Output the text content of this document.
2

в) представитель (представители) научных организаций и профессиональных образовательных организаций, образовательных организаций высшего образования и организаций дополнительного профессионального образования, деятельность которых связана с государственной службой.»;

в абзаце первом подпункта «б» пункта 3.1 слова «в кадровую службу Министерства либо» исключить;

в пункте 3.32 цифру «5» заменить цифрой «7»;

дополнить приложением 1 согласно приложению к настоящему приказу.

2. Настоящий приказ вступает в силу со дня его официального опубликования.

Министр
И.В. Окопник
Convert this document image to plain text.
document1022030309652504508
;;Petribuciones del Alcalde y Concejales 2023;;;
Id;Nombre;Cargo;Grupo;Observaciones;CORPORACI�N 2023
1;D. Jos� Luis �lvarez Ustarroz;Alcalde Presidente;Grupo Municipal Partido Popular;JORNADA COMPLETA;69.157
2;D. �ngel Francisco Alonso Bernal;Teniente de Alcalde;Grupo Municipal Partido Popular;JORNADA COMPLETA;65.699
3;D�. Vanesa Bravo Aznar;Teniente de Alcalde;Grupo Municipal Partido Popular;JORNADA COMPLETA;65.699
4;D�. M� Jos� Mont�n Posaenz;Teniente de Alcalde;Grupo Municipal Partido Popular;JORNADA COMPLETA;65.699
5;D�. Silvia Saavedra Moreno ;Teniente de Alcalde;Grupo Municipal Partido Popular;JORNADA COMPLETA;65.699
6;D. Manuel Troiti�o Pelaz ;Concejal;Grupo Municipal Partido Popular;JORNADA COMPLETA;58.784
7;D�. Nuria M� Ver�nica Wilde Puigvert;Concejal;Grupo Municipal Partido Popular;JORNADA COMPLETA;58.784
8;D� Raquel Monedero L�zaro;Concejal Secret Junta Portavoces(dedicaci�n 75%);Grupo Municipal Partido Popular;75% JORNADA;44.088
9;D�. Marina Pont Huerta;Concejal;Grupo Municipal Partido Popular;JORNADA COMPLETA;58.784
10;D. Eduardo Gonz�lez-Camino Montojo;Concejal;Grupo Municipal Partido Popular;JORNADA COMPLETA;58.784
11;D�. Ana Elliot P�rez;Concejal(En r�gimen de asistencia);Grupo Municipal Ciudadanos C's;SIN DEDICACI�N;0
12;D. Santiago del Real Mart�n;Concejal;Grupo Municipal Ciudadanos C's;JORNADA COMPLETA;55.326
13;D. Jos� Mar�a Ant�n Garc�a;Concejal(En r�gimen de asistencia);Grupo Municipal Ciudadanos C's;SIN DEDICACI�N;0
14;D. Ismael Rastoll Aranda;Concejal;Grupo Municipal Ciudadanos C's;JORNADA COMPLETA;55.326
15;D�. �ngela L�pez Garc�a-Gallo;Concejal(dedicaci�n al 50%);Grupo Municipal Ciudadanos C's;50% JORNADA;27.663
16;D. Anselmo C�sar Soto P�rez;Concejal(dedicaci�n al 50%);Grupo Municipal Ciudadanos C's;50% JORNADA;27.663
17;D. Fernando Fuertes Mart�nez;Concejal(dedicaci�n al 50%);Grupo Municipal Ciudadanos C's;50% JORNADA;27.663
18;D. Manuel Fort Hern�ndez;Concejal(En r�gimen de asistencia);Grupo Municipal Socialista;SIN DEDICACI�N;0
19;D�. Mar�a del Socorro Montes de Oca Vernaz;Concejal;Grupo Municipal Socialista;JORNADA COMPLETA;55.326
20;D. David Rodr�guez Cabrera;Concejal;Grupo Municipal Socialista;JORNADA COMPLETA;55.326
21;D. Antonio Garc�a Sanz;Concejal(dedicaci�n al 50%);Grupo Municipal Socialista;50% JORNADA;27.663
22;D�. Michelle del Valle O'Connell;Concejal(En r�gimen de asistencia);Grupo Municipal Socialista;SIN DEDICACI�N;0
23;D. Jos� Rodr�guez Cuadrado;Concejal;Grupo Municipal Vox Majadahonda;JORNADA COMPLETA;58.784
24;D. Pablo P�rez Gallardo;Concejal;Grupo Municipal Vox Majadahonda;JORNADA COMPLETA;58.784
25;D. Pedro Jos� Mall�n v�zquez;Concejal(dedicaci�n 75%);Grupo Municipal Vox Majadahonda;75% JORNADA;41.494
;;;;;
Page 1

************

- _GIVEN PROBLEM_
Extract all lines from the material above that include the word "Teniente".

- _EXERCISE SOLUTION_
2;D. �ngel Francisco Alonso Bernal;Teniente de Alcalde;Grupo Municipal Partido Popular;JORNADA COMPLETA;65.699
3;D�. Vanesa Bravo Aznar;Teniente de Alcalde;Grupo Municipal Partido Popular;JORNADA COMPLETA;65.699
4;D�. M� Jos� Mont�n Posaenz;Teniente de Alcalde;Grupo Municipal Partido Popular;JORNADA COMPLETA;65.699
5;D�. Silvia Saavedra Moreno ;Teniente de Alcalde;Grupo Municipal Partido Popular;JORNADA COMPLETA;65.699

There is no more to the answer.